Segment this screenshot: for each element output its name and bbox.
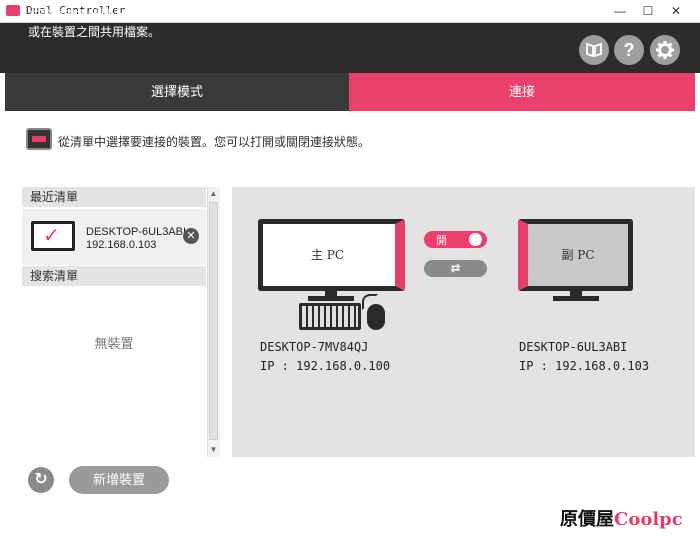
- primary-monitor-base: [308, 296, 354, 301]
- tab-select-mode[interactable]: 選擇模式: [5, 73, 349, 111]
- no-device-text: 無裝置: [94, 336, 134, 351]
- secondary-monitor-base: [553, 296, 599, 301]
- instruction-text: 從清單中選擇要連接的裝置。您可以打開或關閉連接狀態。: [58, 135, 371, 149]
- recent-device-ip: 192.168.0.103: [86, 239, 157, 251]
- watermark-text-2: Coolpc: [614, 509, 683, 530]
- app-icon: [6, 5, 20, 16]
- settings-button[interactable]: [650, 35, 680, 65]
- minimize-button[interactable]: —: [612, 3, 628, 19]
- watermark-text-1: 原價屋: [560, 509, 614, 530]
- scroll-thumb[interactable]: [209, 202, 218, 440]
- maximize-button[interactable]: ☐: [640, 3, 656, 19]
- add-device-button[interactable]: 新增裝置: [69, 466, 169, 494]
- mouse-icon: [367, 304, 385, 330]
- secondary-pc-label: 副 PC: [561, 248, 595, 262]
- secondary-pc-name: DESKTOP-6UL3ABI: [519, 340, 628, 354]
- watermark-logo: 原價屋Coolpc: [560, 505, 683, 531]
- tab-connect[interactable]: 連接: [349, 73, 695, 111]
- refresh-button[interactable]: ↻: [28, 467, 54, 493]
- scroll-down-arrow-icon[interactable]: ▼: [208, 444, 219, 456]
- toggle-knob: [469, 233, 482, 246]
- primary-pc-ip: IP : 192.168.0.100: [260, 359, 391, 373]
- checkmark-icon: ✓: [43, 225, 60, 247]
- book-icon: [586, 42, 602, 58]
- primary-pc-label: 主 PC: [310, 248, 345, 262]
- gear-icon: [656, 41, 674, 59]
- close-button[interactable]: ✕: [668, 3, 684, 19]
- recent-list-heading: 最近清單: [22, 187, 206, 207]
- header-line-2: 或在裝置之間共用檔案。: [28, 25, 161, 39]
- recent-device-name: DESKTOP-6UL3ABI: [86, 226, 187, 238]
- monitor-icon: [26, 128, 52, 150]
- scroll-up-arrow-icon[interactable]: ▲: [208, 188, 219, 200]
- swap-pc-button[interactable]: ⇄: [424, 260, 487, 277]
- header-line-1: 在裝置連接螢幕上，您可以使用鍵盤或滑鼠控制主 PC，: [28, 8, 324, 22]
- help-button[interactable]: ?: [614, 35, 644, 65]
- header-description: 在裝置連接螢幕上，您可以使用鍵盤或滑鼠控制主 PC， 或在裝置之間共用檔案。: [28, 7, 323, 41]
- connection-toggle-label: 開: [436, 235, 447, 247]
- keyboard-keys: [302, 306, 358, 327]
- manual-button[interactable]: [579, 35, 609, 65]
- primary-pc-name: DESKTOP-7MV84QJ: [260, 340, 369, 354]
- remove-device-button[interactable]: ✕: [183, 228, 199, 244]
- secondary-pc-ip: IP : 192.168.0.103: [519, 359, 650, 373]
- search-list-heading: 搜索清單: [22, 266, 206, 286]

...

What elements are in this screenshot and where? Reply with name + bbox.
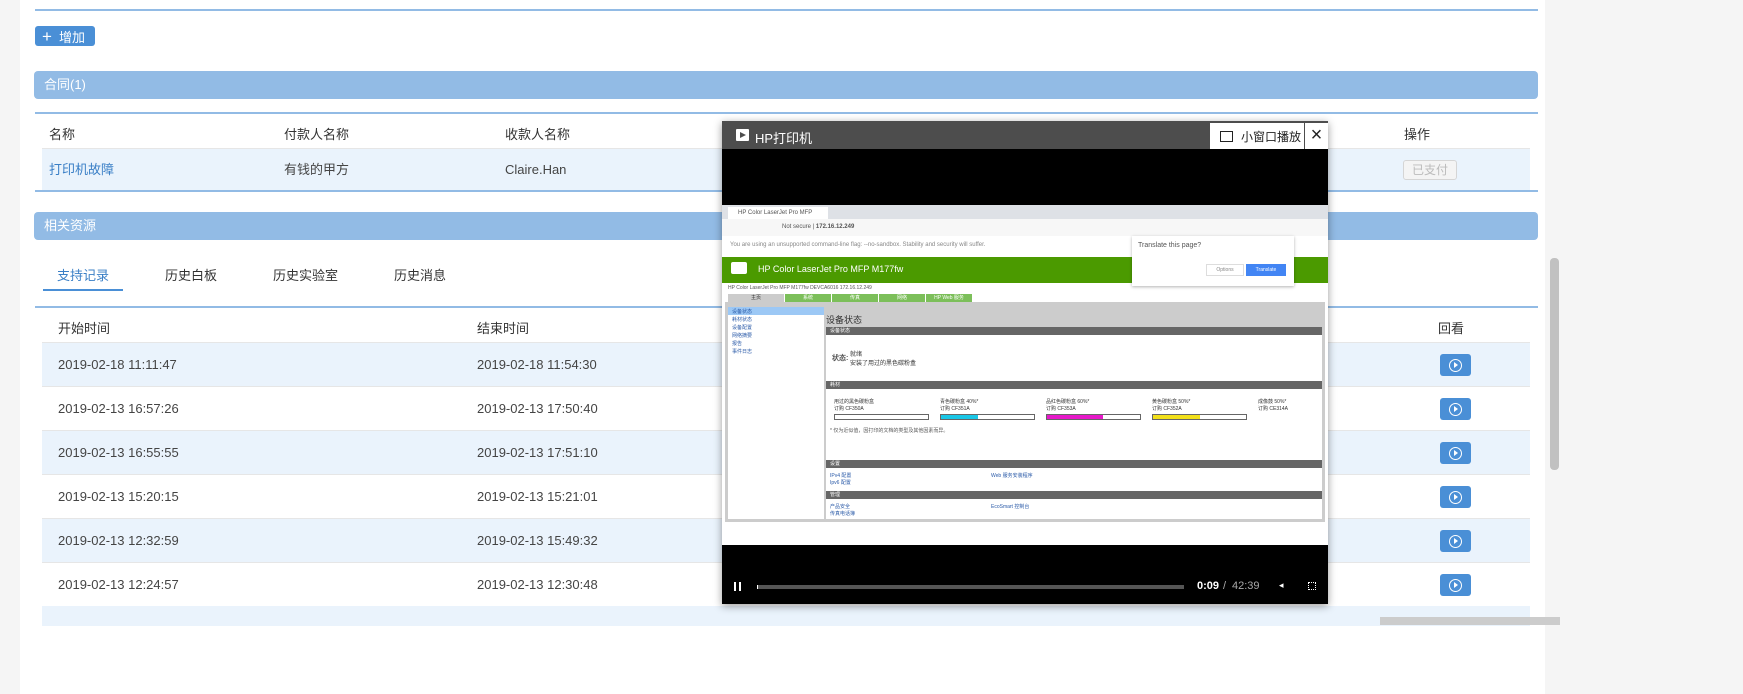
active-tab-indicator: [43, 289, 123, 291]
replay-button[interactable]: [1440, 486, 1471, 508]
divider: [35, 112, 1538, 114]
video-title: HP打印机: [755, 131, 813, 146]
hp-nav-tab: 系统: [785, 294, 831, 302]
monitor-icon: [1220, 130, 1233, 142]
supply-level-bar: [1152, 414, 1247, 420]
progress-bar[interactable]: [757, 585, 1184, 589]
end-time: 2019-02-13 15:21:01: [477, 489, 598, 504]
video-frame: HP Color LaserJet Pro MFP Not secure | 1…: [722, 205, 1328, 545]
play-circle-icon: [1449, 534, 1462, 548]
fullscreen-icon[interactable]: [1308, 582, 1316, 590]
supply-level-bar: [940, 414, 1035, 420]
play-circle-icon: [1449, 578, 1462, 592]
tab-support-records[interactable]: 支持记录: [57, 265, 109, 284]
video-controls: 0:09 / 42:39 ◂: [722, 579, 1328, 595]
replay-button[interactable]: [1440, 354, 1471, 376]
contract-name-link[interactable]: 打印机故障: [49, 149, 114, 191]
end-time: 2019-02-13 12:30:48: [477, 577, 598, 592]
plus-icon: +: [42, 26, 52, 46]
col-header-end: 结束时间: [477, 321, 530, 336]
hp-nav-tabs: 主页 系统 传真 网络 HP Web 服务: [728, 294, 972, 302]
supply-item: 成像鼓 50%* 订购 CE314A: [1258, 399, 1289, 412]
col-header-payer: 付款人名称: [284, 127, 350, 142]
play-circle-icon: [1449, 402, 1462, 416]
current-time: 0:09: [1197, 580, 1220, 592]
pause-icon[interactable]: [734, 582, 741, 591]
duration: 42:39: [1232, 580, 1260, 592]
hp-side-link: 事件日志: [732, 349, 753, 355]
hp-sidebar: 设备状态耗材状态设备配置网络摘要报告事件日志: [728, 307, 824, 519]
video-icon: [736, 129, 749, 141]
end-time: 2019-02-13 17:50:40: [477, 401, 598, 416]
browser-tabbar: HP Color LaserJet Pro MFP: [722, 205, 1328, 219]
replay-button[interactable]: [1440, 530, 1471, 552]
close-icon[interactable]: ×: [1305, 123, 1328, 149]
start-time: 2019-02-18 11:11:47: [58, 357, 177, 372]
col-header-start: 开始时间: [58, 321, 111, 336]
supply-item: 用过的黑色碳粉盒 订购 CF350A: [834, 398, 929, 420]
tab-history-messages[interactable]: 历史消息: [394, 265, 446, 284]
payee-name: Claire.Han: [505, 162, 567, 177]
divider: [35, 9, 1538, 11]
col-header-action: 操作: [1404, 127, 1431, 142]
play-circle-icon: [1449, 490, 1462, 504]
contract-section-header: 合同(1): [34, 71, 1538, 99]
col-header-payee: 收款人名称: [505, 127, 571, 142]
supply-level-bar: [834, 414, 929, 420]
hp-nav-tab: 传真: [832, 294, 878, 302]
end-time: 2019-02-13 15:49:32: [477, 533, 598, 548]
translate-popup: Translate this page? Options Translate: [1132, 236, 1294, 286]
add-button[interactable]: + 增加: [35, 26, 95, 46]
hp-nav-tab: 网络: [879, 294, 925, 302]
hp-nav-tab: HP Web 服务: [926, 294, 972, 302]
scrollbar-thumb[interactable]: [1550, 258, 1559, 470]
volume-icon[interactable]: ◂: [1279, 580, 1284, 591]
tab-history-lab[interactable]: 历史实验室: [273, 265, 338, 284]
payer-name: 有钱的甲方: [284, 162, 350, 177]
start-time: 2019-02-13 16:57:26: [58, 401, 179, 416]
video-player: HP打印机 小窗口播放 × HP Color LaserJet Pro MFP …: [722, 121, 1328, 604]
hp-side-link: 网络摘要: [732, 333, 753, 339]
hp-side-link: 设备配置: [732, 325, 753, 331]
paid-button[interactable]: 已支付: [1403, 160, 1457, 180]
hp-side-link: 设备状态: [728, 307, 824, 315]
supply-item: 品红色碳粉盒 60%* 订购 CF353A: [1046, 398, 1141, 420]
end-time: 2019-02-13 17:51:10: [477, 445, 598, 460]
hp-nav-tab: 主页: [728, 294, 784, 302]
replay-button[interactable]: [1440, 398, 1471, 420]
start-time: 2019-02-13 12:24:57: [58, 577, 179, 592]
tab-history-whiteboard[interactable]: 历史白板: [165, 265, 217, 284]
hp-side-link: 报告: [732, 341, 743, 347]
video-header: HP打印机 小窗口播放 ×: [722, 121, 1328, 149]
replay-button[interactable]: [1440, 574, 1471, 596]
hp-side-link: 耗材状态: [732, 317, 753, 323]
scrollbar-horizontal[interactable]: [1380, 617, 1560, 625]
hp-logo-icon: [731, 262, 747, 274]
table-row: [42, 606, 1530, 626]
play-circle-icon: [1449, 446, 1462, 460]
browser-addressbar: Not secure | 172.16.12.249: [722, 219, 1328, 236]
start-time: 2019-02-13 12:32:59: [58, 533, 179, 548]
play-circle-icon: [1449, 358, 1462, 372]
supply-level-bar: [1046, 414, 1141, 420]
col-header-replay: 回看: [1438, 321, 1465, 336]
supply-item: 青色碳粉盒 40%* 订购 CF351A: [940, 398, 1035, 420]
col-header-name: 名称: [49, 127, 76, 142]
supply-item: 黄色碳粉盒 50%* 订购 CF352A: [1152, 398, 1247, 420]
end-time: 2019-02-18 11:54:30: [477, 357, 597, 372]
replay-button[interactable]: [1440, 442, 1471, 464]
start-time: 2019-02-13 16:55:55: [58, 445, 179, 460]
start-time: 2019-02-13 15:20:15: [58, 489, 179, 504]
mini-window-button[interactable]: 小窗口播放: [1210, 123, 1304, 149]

---

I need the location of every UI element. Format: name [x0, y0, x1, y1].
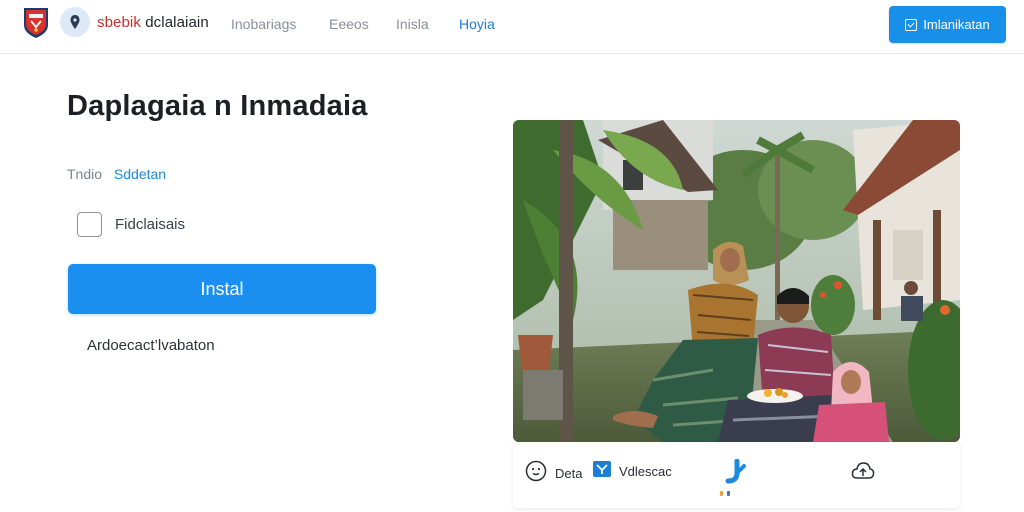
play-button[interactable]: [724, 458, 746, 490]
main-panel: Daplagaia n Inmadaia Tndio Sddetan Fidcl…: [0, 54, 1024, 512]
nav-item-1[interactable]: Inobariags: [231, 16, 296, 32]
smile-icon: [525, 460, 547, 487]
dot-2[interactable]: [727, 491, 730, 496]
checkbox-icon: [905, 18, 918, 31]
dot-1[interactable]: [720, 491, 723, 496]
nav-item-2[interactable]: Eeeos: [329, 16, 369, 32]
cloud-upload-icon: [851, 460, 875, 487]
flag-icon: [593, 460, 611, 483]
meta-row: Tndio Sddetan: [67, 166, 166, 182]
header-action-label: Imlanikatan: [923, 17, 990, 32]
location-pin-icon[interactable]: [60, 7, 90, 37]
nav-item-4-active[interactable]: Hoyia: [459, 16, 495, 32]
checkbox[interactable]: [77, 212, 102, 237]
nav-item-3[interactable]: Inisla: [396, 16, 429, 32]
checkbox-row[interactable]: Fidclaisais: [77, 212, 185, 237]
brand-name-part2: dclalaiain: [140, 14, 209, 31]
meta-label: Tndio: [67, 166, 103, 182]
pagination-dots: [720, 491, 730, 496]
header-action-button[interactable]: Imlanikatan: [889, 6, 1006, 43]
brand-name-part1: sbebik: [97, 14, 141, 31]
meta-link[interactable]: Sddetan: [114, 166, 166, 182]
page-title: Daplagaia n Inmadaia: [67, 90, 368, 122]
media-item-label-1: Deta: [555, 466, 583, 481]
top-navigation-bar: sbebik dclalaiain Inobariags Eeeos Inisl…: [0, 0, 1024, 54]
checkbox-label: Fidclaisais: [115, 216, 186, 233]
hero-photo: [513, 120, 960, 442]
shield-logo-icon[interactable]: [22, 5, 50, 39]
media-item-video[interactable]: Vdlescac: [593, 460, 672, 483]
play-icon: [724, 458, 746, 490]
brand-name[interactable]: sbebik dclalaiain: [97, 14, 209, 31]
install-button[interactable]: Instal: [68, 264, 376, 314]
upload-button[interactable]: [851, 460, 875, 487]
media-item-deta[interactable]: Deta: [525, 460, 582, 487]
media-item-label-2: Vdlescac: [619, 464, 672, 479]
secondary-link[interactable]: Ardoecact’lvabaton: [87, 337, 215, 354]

## Task goal
Could you format the entries from the line holding "active-tab-indicator: [43, 289, 123, 291]" through the line holding "supply-level-bar: [1152, 414, 1247, 420]", inclusive, as a JSON list of strings, one string per line and with blank lines omitted?

## Exercise answer
[
  "active-tab-indicator: [43, 289, 123, 291]",
  "replay-button[interactable]: [1440, 486, 1471, 508]",
  "divider: [35, 112, 1538, 114]",
  "video-title: HP打印机: [755, 131, 813, 146]",
  "hp-nav-tab: 系统: [785, 294, 831, 302]",
  "monitor-icon: [1220, 130, 1233, 142]",
  "supply-level-bar: [1152, 414, 1247, 420]"
]